[Data entries]
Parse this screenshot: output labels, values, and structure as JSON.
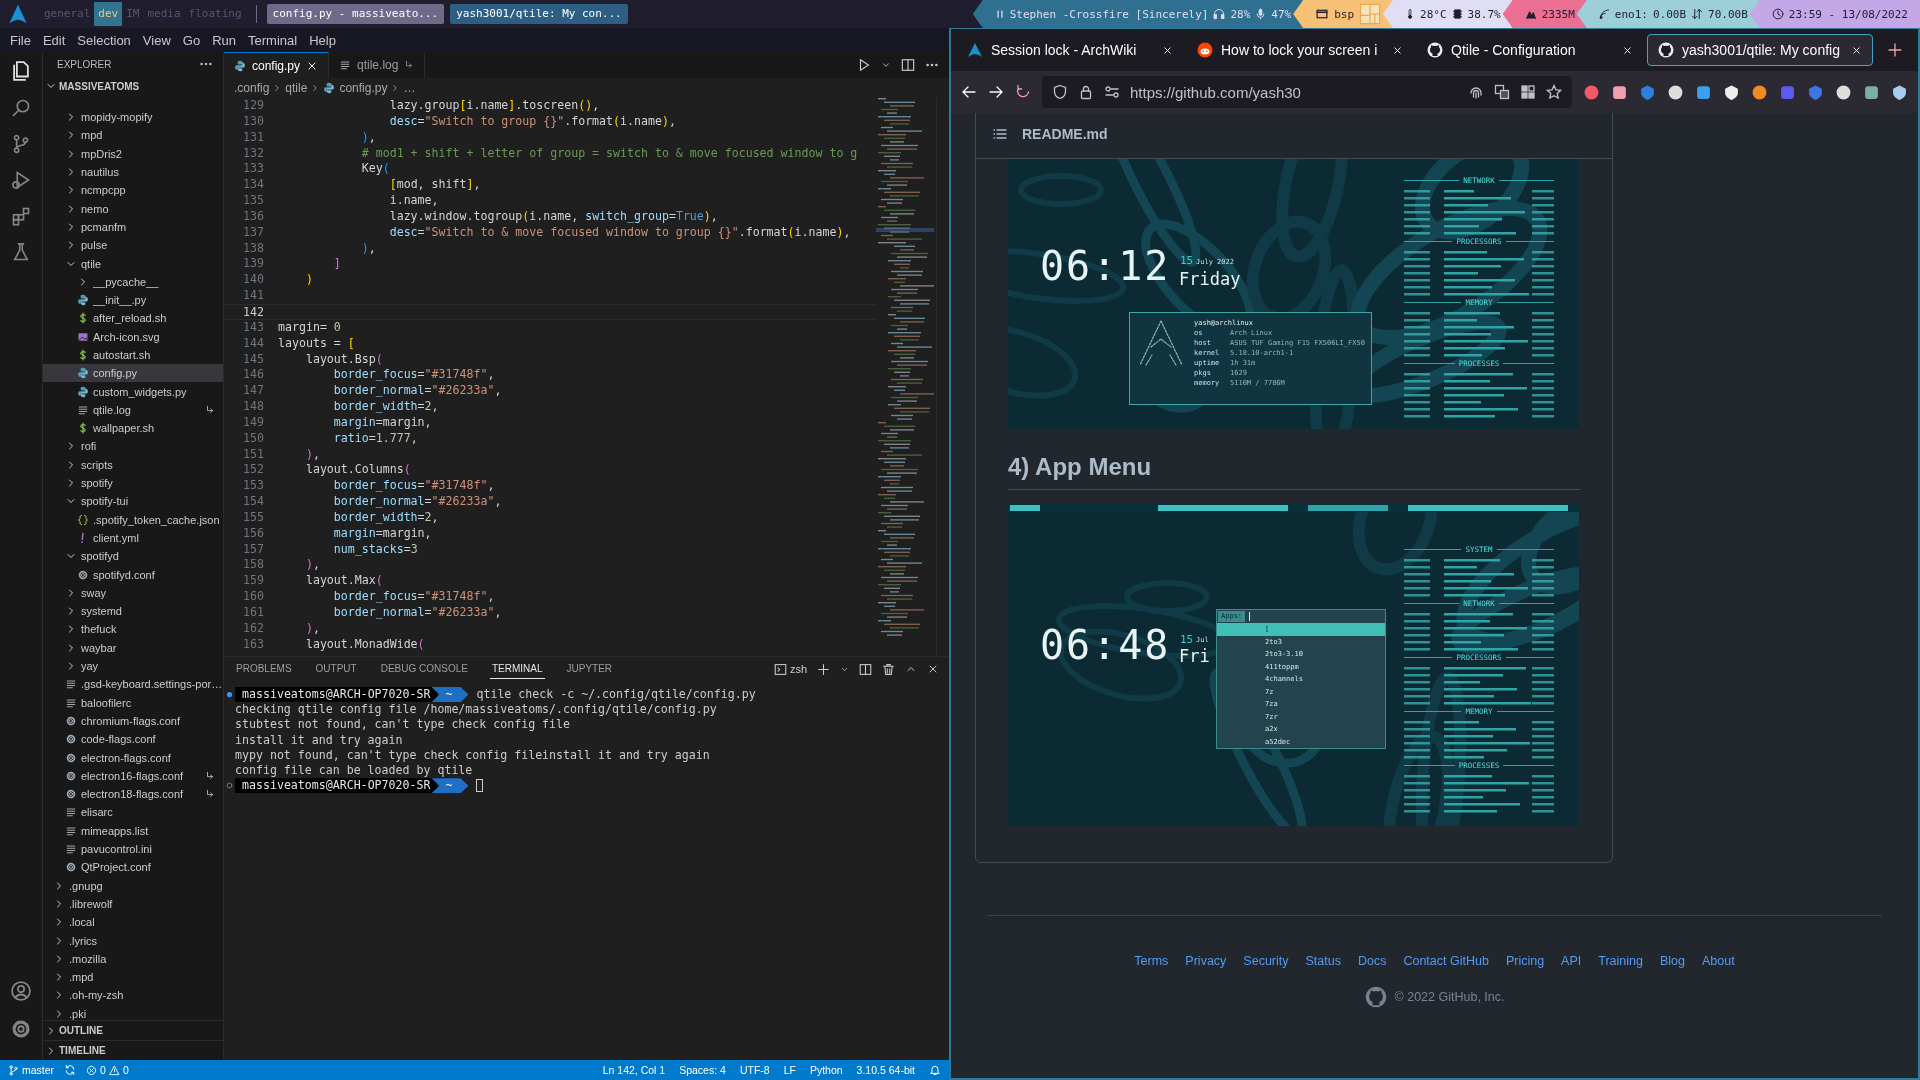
{
  "top_bar": {
    "groups": [
      {
        "label": "general",
        "selected": false
      },
      {
        "label": "dev",
        "selected": true
      },
      {
        "label": "IM",
        "selected": false
      },
      {
        "label": "media",
        "selected": false
      },
      {
        "label": "floating",
        "selected": false
      }
    ],
    "windows": [
      {
        "label": "config.py - massiveato...",
        "color": "#6e6a8a"
      },
      {
        "label": "yash3001/qtile: My con...",
        "color": "#2d5f84"
      }
    ],
    "widgets": [
      {
        "color": "#2f7090",
        "parts": [
          {
            "kind": "pause",
            "text": "Stephen -Crossfire [Sincerely]"
          },
          {
            "kind": "headphones",
            "text": "28%"
          },
          {
            "kind": "mic",
            "text": "47%"
          }
        ]
      },
      {
        "color": "#f6c177",
        "parts": [
          {
            "kind": "window",
            "text": "bsp"
          },
          {
            "kind": "layout"
          }
        ]
      },
      {
        "color": "#e0def4",
        "parts": [
          {
            "kind": "thermometer",
            "text": "28°C"
          },
          {
            "kind": "chip",
            "text": "38.7%"
          }
        ]
      },
      {
        "color": "#eb6f92",
        "parts": [
          {
            "kind": "ram",
            "text": "2335M"
          }
        ]
      },
      {
        "color": "#9ccfd8",
        "parts": [
          {
            "kind": "signal",
            "text": "eno1:"
          },
          {
            "kind": "plain",
            "text": "0.00B"
          },
          {
            "kind": "updown",
            "text": "70.00B"
          }
        ]
      },
      {
        "color": "#c4a7e7",
        "parts": [
          {
            "kind": "clock",
            "text": "23:59 - 13/08/2022"
          }
        ]
      }
    ]
  },
  "vscode": {
    "menu": [
      "File",
      "Edit",
      "Selection",
      "View",
      "Go",
      "Run",
      "Terminal",
      "Help"
    ],
    "explorer": {
      "title": "EXPLORER",
      "root": "MASSIVEATOMS",
      "tree": [
        {
          "children": [
            {
              "name": "mopidy-mopify",
              "kind": "folder",
              "expanded": false,
              "selected": false
            },
            {
              "name": "mpd",
              "kind": "folder",
              "expanded": false,
              "selected": false
            },
            {
              "name": "mpDris2",
              "kind": "folder",
              "expanded": false,
              "selected": false
            },
            {
              "name": "nautilus",
              "kind": "folder",
              "expanded": false,
              "selected": false
            },
            {
              "name": "ncmpcpp",
              "kind": "folder",
              "expanded": false,
              "selected": false
            },
            {
              "name": "nemo",
              "kind": "folder",
              "expanded": false,
              "selected": false
            },
            {
              "name": "pcmanfm",
              "kind": "folder",
              "expanded": false,
              "selected": false
            },
            {
              "name": "pulse",
              "kind": "folder",
              "expanded": false,
              "selected": false
            },
            {
              "name": "qtile",
              "kind": "folder",
              "expanded": true,
              "selected": false,
              "children": [
                {
                  "name": "__pycache__",
                  "kind": "folder",
                  "expanded": false,
                  "selected": false
                },
                {
                  "name": "__init__.py",
                  "kind": "python",
                  "selected": false,
                  "symlink": false
                },
                {
                  "name": "after_reload.sh",
                  "kind": "shell",
                  "selected": false,
                  "symlink": false
                },
                {
                  "name": "Arch-icon.svg",
                  "kind": "svg",
                  "selected": false,
                  "symlink": false
                },
                {
                  "name": "autostart.sh",
                  "kind": "shell",
                  "selected": false,
                  "symlink": false
                },
                {
                  "name": "config.py",
                  "kind": "python",
                  "selected": true,
                  "symlink": false
                },
                {
                  "name": "custom_widgets.py",
                  "kind": "python",
                  "selected": false,
                  "symlink": false
                },
                {
                  "name": "qtile.log",
                  "kind": "text",
                  "selected": false,
                  "symlink": true
                },
                {
                  "name": "wallpaper.sh",
                  "kind": "shell",
                  "selected": false,
                  "symlink": false
                }
              ]
            },
            {
              "name": "rofi",
              "kind": "folder",
              "expanded": false,
              "selected": false
            },
            {
              "name": "scripts",
              "kind": "folder",
              "expanded": false,
              "selected": false
            },
            {
              "name": "spotify",
              "kind": "folder",
              "expanded": false,
              "selected": false
            },
            {
              "name": "spotify-tui",
              "kind": "folder",
              "expanded": true,
              "selected": false,
              "children": [
                {
                  "name": ".spotify_token_cache.json",
                  "kind": "json",
                  "selected": false,
                  "symlink": false
                },
                {
                  "name": "client.yml",
                  "kind": "yaml",
                  "selected": false,
                  "symlink": false
                }
              ]
            },
            {
              "name": "spotifyd",
              "kind": "folder",
              "expanded": true,
              "selected": false,
              "children": [
                {
                  "name": "spotifyd.conf",
                  "kind": "conf",
                  "selected": false,
                  "symlink": false
                }
              ]
            },
            {
              "name": "sway",
              "kind": "folder",
              "expanded": false,
              "selected": false
            },
            {
              "name": "systemd",
              "kind": "folder",
              "expanded": false,
              "selected": false
            },
            {
              "name": "thefuck",
              "kind": "folder",
              "expanded": false,
              "selected": false
            },
            {
              "name": "waybar",
              "kind": "folder",
              "expanded": false,
              "selected": false
            },
            {
              "name": "yay",
              "kind": "folder",
              "expanded": false,
              "selected": false
            },
            {
              "name": ".gsd-keyboard.settings-por…",
              "kind": "text",
              "selected": false,
              "symlink": false
            },
            {
              "name": "baloofilerc",
              "kind": "text",
              "selected": false,
              "symlink": false
            },
            {
              "name": "chromium-flags.conf",
              "kind": "conf",
              "selected": false,
              "symlink": false
            },
            {
              "name": "code-flags.conf",
              "kind": "conf",
              "selected": false,
              "symlink": false
            },
            {
              "name": "electron-flags.conf",
              "kind": "conf",
              "selected": false,
              "symlink": false
            },
            {
              "name": "electron16-flags.conf",
              "kind": "conf",
              "selected": false,
              "symlink": true
            },
            {
              "name": "electron18-flags.conf",
              "kind": "conf",
              "selected": false,
              "symlink": true
            },
            {
              "name": "elisarc",
              "kind": "text",
              "selected": false,
              "symlink": false
            },
            {
              "name": "mimeapps.list",
              "kind": "text",
              "selected": false,
              "symlink": false
            },
            {
              "name": "pavucontrol.ini",
              "kind": "text",
              "selected": false,
              "symlink": false
            },
            {
              "name": "QtProject.conf",
              "kind": "conf",
              "selected": false,
              "symlink": false
            }
          ]
        },
        {
          "name": ".gnupg",
          "kind": "folder",
          "expanded": false,
          "selected": false
        },
        {
          "name": ".librewolf",
          "kind": "folder",
          "expanded": false,
          "selected": false
        },
        {
          "name": ".local",
          "kind": "folder",
          "expanded": false,
          "selected": false
        },
        {
          "name": ".lyrics",
          "kind": "folder",
          "expanded": false,
          "selected": false
        },
        {
          "name": ".mozilla",
          "kind": "folder",
          "expanded": false,
          "selected": false
        },
        {
          "name": ".mpd",
          "kind": "folder",
          "expanded": false,
          "selected": false
        },
        {
          "name": ".oh-my-zsh",
          "kind": "folder",
          "expanded": false,
          "selected": false
        },
        {
          "name": ".pki",
          "kind": "folder",
          "expanded": false,
          "selected": false
        }
      ]
    },
    "sections": [
      {
        "label": "OUTLINE",
        "expanded": false
      },
      {
        "label": "TIMELINE",
        "expanded": false
      }
    ],
    "editor_tabs": [
      {
        "label": "config.py",
        "kind": "python",
        "selected": true,
        "symlink": false
      },
      {
        "label": "qtile.log",
        "kind": "text",
        "selected": false,
        "symlink": true
      }
    ],
    "breadcrumbs": [
      {
        "label": ".config"
      },
      {
        "label": "qtile"
      },
      {
        "label": "config.py",
        "kind": "python"
      },
      {
        "label": "…"
      }
    ],
    "lines": [
      {
        "n": "129",
        "current": false,
        "tokens": [
          {
            "text": "                lazy.group",
            "kind": "plain"
          },
          {
            "text": "[",
            "kind": "gold"
          },
          {
            "text": "i.name",
            "kind": "plain"
          },
          {
            "text": "]",
            "kind": "gold"
          },
          {
            "text": ".toscreen",
            "kind": "plain"
          },
          {
            "text": "()",
            "kind": "gold"
          },
          {
            "text": ",",
            "kind": "plain"
          }
        ]
      },
      {
        "n": "130",
        "current": false,
        "tokens": [
          {
            "text": "                desc",
            "kind": "param"
          },
          {
            "text": "=",
            "kind": "plain"
          },
          {
            "text": "\"Switch to group {}\"",
            "kind": "string"
          },
          {
            "text": ".format",
            "kind": "plain"
          },
          {
            "text": "(",
            "kind": "gold"
          },
          {
            "text": "i.name",
            "kind": "plain"
          },
          {
            "text": ")",
            "kind": "gold"
          },
          {
            "text": ",",
            "kind": "plain"
          }
        ]
      },
      {
        "n": "131",
        "current": false,
        "tokens": [
          {
            "text": "            )",
            "kind": "blue"
          },
          {
            "text": ",",
            "kind": "plain"
          }
        ]
      },
      {
        "n": "132",
        "current": false,
        "tokens": [
          {
            "text": "            # mod1 + shift + letter of group = switch to & move focused window to g",
            "kind": "comment"
          }
        ]
      },
      {
        "n": "133",
        "current": false,
        "tokens": [
          {
            "text": "            Key",
            "kind": "plain"
          },
          {
            "text": "(",
            "kind": "blue"
          }
        ]
      },
      {
        "n": "134",
        "current": false,
        "tokens": [
          {
            "text": "                [",
            "kind": "gold"
          },
          {
            "text": "mod, shift",
            "kind": "plain"
          },
          {
            "text": "]",
            "kind": "gold"
          },
          {
            "text": ",",
            "kind": "plain"
          }
        ]
      },
      {
        "n": "135",
        "current": false,
        "tokens": [
          {
            "text": "                i.name,",
            "kind": "plain"
          }
        ]
      },
      {
        "n": "136",
        "current": false,
        "tokens": [
          {
            "text": "                lazy.window.togroup",
            "kind": "plain"
          },
          {
            "text": "(",
            "kind": "gold"
          },
          {
            "text": "i.name,",
            "kind": "plain"
          },
          {
            "text": " switch_group",
            "kind": "param"
          },
          {
            "text": "=",
            "kind": "plain"
          },
          {
            "text": "True",
            "kind": "constant"
          },
          {
            "text": ")",
            "kind": "gold"
          },
          {
            "text": ",",
            "kind": "plain"
          }
        ]
      },
      {
        "n": "137",
        "current": false,
        "tokens": [
          {
            "text": "                desc",
            "kind": "param"
          },
          {
            "text": "=",
            "kind": "plain"
          },
          {
            "text": "\"Switch to & move focused window to group {}\"",
            "kind": "string"
          },
          {
            "text": ".format",
            "kind": "plain"
          },
          {
            "text": "(",
            "kind": "gold"
          },
          {
            "text": "i.name",
            "kind": "plain"
          },
          {
            "text": ")",
            "kind": "gold"
          },
          {
            "text": ",",
            "kind": "plain"
          }
        ]
      },
      {
        "n": "138",
        "current": false,
        "tokens": [
          {
            "text": "            )",
            "kind": "blue"
          },
          {
            "text": ",",
            "kind": "plain"
          }
        ]
      },
      {
        "n": "139",
        "current": false,
        "tokens": [
          {
            "text": "        ]",
            "kind": "purple"
          }
        ]
      },
      {
        "n": "140",
        "current": false,
        "tokens": [
          {
            "text": "    )",
            "kind": "gold"
          }
        ]
      },
      {
        "n": "141",
        "current": false
      },
      {
        "n": "142",
        "current": true
      },
      {
        "n": "143",
        "current": false,
        "tokens": [
          {
            "text": "margin= ",
            "kind": "plain"
          },
          {
            "text": "0",
            "kind": "number"
          }
        ]
      },
      {
        "n": "144",
        "current": false,
        "tokens": [
          {
            "text": "layouts = ",
            "kind": "plain"
          },
          {
            "text": "[",
            "kind": "gold"
          }
        ]
      },
      {
        "n": "145",
        "current": false,
        "tokens": [
          {
            "text": "    layout.Bsp",
            "kind": "plain"
          },
          {
            "text": "(",
            "kind": "purple"
          }
        ]
      },
      {
        "n": "146",
        "current": false,
        "tokens": [
          {
            "text": "        border_focus",
            "kind": "param"
          },
          {
            "text": "=",
            "kind": "plain"
          },
          {
            "text": "\"#31748f\"",
            "kind": "string"
          },
          {
            "text": ",",
            "kind": "plain"
          }
        ]
      },
      {
        "n": "147",
        "current": false,
        "tokens": [
          {
            "text": "        border_normal",
            "kind": "param"
          },
          {
            "text": "=",
            "kind": "plain"
          },
          {
            "text": "\"#26233a\"",
            "kind": "string"
          },
          {
            "text": ",",
            "kind": "plain"
          }
        ]
      },
      {
        "n": "148",
        "current": false,
        "tokens": [
          {
            "text": "        border_width",
            "kind": "param"
          },
          {
            "text": "=",
            "kind": "plain"
          },
          {
            "text": "2",
            "kind": "number"
          },
          {
            "text": ",",
            "kind": "plain"
          }
        ]
      },
      {
        "n": "149",
        "current": false,
        "tokens": [
          {
            "text": "        margin",
            "kind": "param"
          },
          {
            "text": "=margin,",
            "kind": "plain"
          }
        ]
      },
      {
        "n": "150",
        "current": false,
        "tokens": [
          {
            "text": "        ratio",
            "kind": "param"
          },
          {
            "text": "=",
            "kind": "plain"
          },
          {
            "text": "1.777",
            "kind": "number"
          },
          {
            "text": ",",
            "kind": "plain"
          }
        ]
      },
      {
        "n": "151",
        "current": false,
        "tokens": [
          {
            "text": "    )",
            "kind": "purple"
          },
          {
            "text": ",",
            "kind": "plain"
          }
        ]
      },
      {
        "n": "152",
        "current": false,
        "tokens": [
          {
            "text": "    layout.Columns",
            "kind": "plain"
          },
          {
            "text": "(",
            "kind": "purple"
          }
        ]
      },
      {
        "n": "153",
        "current": false,
        "tokens": [
          {
            "text": "        border_focus",
            "kind": "param"
          },
          {
            "text": "=",
            "kind": "plain"
          },
          {
            "text": "\"#31748f\"",
            "kind": "string"
          },
          {
            "text": ",",
            "kind": "plain"
          }
        ]
      },
      {
        "n": "154",
        "current": false,
        "tokens": [
          {
            "text": "        border_normal",
            "kind": "param"
          },
          {
            "text": "=",
            "kind": "plain"
          },
          {
            "text": "\"#26233a\"",
            "kind": "string"
          },
          {
            "text": ",",
            "kind": "plain"
          }
        ]
      },
      {
        "n": "155",
        "current": false,
        "tokens": [
          {
            "text": "        border_width",
            "kind": "param"
          },
          {
            "text": "=",
            "kind": "plain"
          },
          {
            "text": "2",
            "kind": "number"
          },
          {
            "text": ",",
            "kind": "plain"
          }
        ]
      },
      {
        "n": "156",
        "current": false,
        "tokens": [
          {
            "text": "        margin",
            "kind": "param"
          },
          {
            "text": "=margin,",
            "kind": "plain"
          }
        ]
      },
      {
        "n": "157",
        "current": false,
        "tokens": [
          {
            "text": "        num_stacks",
            "kind": "param"
          },
          {
            "text": "=",
            "kind": "plain"
          },
          {
            "text": "3",
            "kind": "number"
          }
        ]
      },
      {
        "n": "158",
        "current": false,
        "tokens": [
          {
            "text": "    )",
            "kind": "purple"
          },
          {
            "text": ",",
            "kind": "plain"
          }
        ]
      },
      {
        "n": "159",
        "current": false,
        "tokens": [
          {
            "text": "    layout.Max",
            "kind": "plain"
          },
          {
            "text": "(",
            "kind": "purple"
          }
        ]
      },
      {
        "n": "160",
        "current": false,
        "tokens": [
          {
            "text": "        border_focus",
            "kind": "param"
          },
          {
            "text": "=",
            "kind": "plain"
          },
          {
            "text": "\"#31748f\"",
            "kind": "string"
          },
          {
            "text": ",",
            "kind": "plain"
          }
        ]
      },
      {
        "n": "161",
        "current": false,
        "tokens": [
          {
            "text": "        border_normal",
            "kind": "param"
          },
          {
            "text": "=",
            "kind": "plain"
          },
          {
            "text": "\"#26233a\"",
            "kind": "string"
          },
          {
            "text": ",",
            "kind": "plain"
          }
        ]
      },
      {
        "n": "162",
        "current": false,
        "tokens": [
          {
            "text": "    )",
            "kind": "purple"
          },
          {
            "text": ",",
            "kind": "plain"
          }
        ]
      },
      {
        "n": "163",
        "current": false,
        "tokens": [
          {
            "text": "    layout.MonadWide",
            "kind": "plain"
          },
          {
            "text": "(",
            "kind": "purple"
          }
        ]
      }
    ],
    "panel_tabs": [
      {
        "label": "PROBLEMS",
        "selected": false
      },
      {
        "label": "OUTPUT",
        "selected": false
      },
      {
        "label": "DEBUG CONSOLE",
        "selected": false
      },
      {
        "label": "TERMINAL",
        "selected": true
      },
      {
        "label": "JUPYTER",
        "selected": false
      }
    ],
    "terminal": {
      "shell": "zsh",
      "lines": [
        {
          "kind": "prompt",
          "user": "massiveatoms@ARCH-OP7020-SR",
          "dir": "~",
          "command": "qtile check -c ~/.config/qtile/config.py"
        },
        {
          "kind": "output",
          "text": "checking qtile config file /home/massiveatoms/.config/qtile/config.py"
        },
        {
          "kind": "output",
          "text": "stubtest not found, can't type check config file"
        },
        {
          "kind": "output",
          "text": "install it and try again"
        },
        {
          "kind": "output",
          "text": "mypy not found, can't type check config fileinstall it and try again"
        },
        {
          "kind": "output",
          "text": "config file can be loaded by qtile"
        },
        {
          "kind": "prompt",
          "user": "massiveatoms@ARCH-OP7020-SR",
          "dir": "~"
        }
      ]
    },
    "status": {
      "branch": "master",
      "errors": "0",
      "warnings": "0",
      "right": [
        "Ln 142, Col 1",
        "Spaces: 4",
        "UTF-8",
        "LF",
        "Python",
        "3.10.5 64-bit"
      ]
    }
  },
  "browser": {
    "tabs": [
      {
        "title": "Session lock - ArchWiki",
        "kind": "arch",
        "selected": false
      },
      {
        "title": "How to lock your screen i",
        "kind": "reddit",
        "selected": false
      },
      {
        "title": "Qtile - Configuration",
        "kind": "github",
        "selected": false
      },
      {
        "title": "yash3001/qtile: My config",
        "kind": "github",
        "selected": true
      }
    ],
    "url": "https://github.com/yash30",
    "readme": {
      "title": "README.md",
      "blocks": [
        {
          "kind": "screenshot",
          "clock": "06:12",
          "day": "15",
          "month": "July 2022",
          "weekday": "Friday",
          "fetch": {
            "title": "yash@archlinux",
            "rows": [
              {
                "key": "os",
                "value": "Arch Linux"
              },
              {
                "key": "host",
                "value": "ASUS TUF Gaming F15 FX506LI_FX50"
              },
              {
                "key": "kernel",
                "value": "5.18.10-arch1-1"
              },
              {
                "key": "uptime",
                "value": "1h 31m"
              },
              {
                "key": "pkgs",
                "value": "1629"
              },
              {
                "key": "memory",
                "value": "5110M / 7786M"
              }
            ]
          },
          "monitor": [
            "NETWORK",
            "PROCESSORS",
            "MEMORY",
            "PROCESSES"
          ]
        },
        {
          "kind": "heading",
          "text": "4) App Menu"
        },
        {
          "kind": "screenshot",
          "bar": true,
          "clock": "06:48",
          "day": "15",
          "month": "Jul",
          "weekday": "Fri",
          "menu": {
            "prompt": "Apps:",
            "items": [
              {
                "label": "[",
                "selected": true
              },
              {
                "label": "2to3",
                "selected": false
              },
              {
                "label": "2to3-3.10",
                "selected": false
              },
              {
                "label": "411toppm",
                "selected": false
              },
              {
                "label": "4channels",
                "selected": false
              },
              {
                "label": "7z",
                "selected": false
              },
              {
                "label": "7za",
                "selected": false
              },
              {
                "label": "7zr",
                "selected": false
              },
              {
                "label": "a2x",
                "selected": false
              },
              {
                "label": "a52dec",
                "selected": false
              }
            ]
          },
          "monitor": [
            "SYSTEM",
            "NETWORK",
            "PROCESSORS",
            "MEMORY",
            "PROCESSES"
          ]
        }
      ]
    },
    "footer": {
      "links": [
        "Terms",
        "Privacy",
        "Security",
        "Status",
        "Docs",
        "Contact GitHub",
        "Pricing",
        "API",
        "Training",
        "Blog",
        "About"
      ],
      "copyright": "© 2022 GitHub, Inc."
    }
  }
}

Task details:
Pick out the lines that have the word "shift". Copy them all.

Completed task:
            "text": "            # mod1 + shift + letter of group = switch to & move focused window to g",
            "text": "mod, shift",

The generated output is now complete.